EXERCISE DIRECTIONS
Omit the images, then print each record below exactly as it reads.

INPUT RECORDS
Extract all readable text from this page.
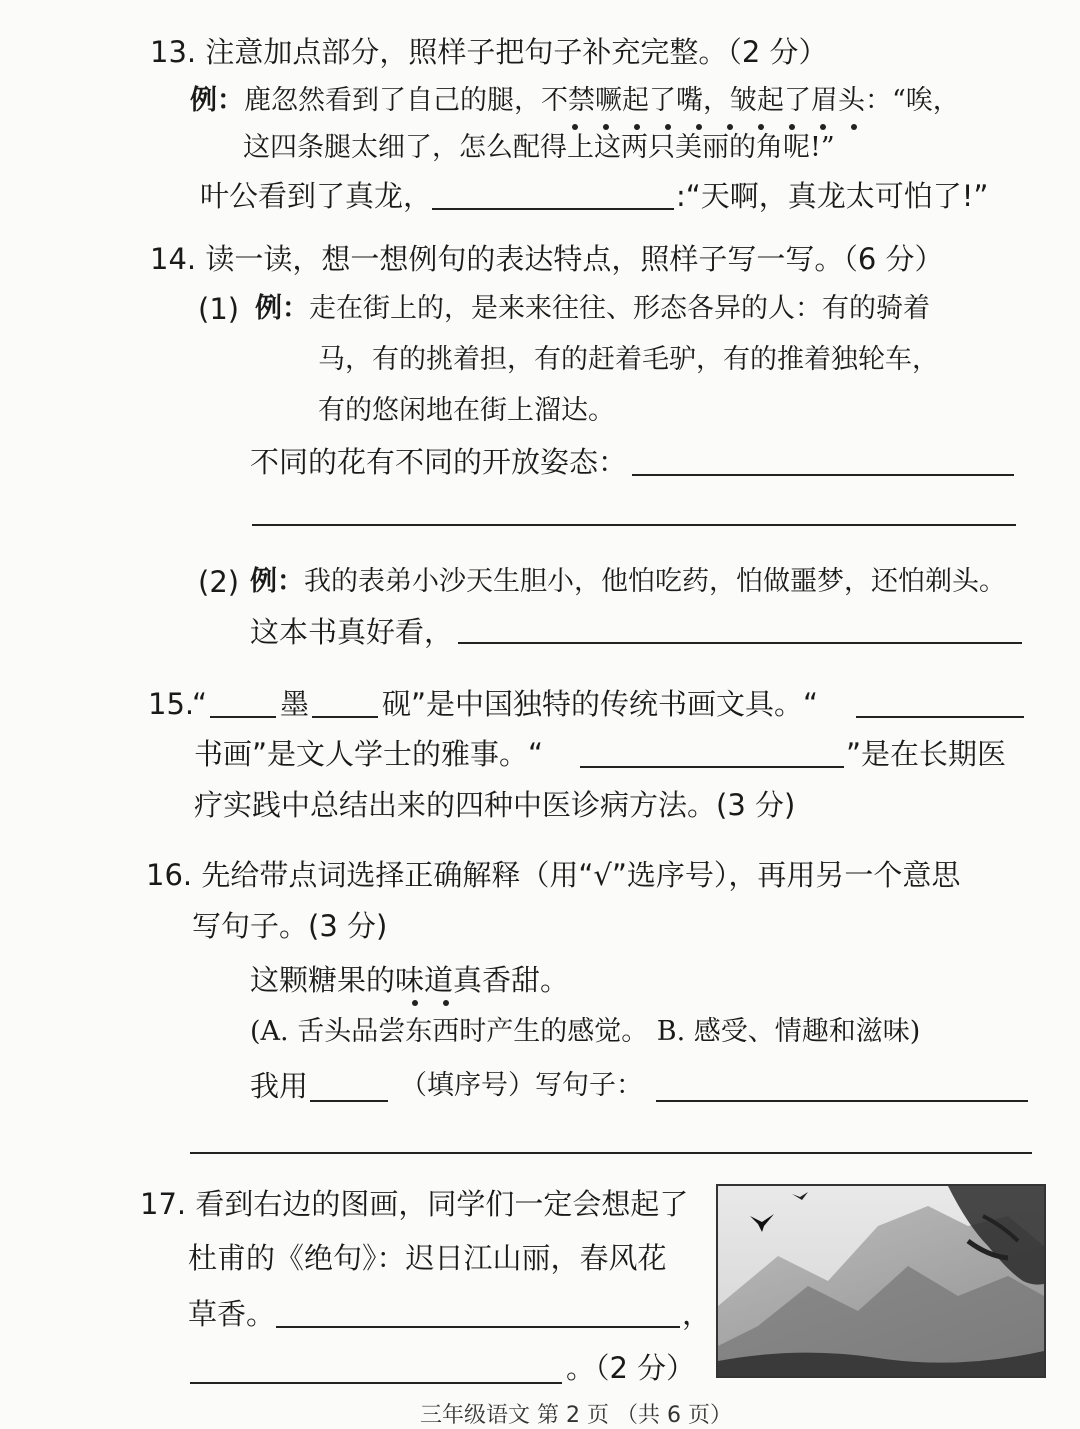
13. 注意加点部分，照样子把句子补充完整。（2 分）
例：鹿忽然看到了自己的腿，不禁噘起了嘴，皱起了眉头：“唉，
这四条腿太细了，怎么配得上这两只美丽的角呢!”
叶公看到了真龙，	:“天啊，真龙太可怕了!”
14. 读一读，想一想例句的表达特点，照样子写一写。（6 分）
(1) 例：走在街上的，是来来往往、形态各异的人：有的骑着
马，有的挑着担，有的赶着毛驴，有的推着独轮车，
有的悠闲地在街上溜达。
不同的花有不同的开放姿态：
(2) 例：我的表弟小沙天生胆小，他怕吃药，怕做噩梦，还怕剃头。
这本书真好看，
15.
“	墨	砚”是中国独特的传统书画文具。“
书画”是文人学士的雅事。“	”是在长期医
疗实践中总结出来的四种中医诊病方法。(3 分)
16. 先给带点词选择正确解释（用“√”选序号），再用另一个意思
写句子。(3 分)
这颗糖果的味道真香甜。
(A. 舌头品尝东西时产生的感觉。 B. 感受、情趣和滋味)
我用	（填序号）写句子：
17. 看到右边的图画，同学们一定会想起了
杜甫的《绝句》：迟日江山丽，春风花
草香。	，
。（2 分）
三年级语文 第 2 页 （共 6 页）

SOLUTION FOR THIS PROBLEM
Extract all readable text from this page.
13. 注意加点部分，照样子把句子补充完整。（2 分）
例：鹿忽然看到了自己的腿，不禁噘起了嘴，皱起了眉头：“唉，
这四条腿太细了，怎么配得上这两只美丽的角呢!”
叶公看到了真龙，	:“天啊，真龙太可怕了!”
14. 读一读，想一想例句的表达特点，照样子写一写。（6 分）
(1) 例：走在街上的，是来来往往、形态各异的人：有的骑着
马，有的挑着担，有的赶着毛驴，有的推着独轮车，
有的悠闲地在街上溜达。
不同的花有不同的开放姿态：
(2) 例：我的表弟小沙天生胆小，他怕吃药，怕做噩梦，还怕剃头。
这本书真好看，
15.
“	墨	砚”是中国独特的传统书画文具。“
书画”是文人学士的雅事。“	”是在长期医
疗实践中总结出来的四种中医诊病方法。(3 分)
16. 先给带点词选择正确解释（用“√”选序号），再用另一个意思
写句子。(3 分)
这颗糖果的味道真香甜。
(A. 舌头品尝东西时产生的感觉。 B. 感受、情趣和滋味)
我用	（填序号）写句子：
17. 看到右边的图画，同学们一定会想起了
杜甫的《绝句》：迟日江山丽，春风花
草香。	，
。（2 分）
三年级语文 第 2 页 （共 6 页）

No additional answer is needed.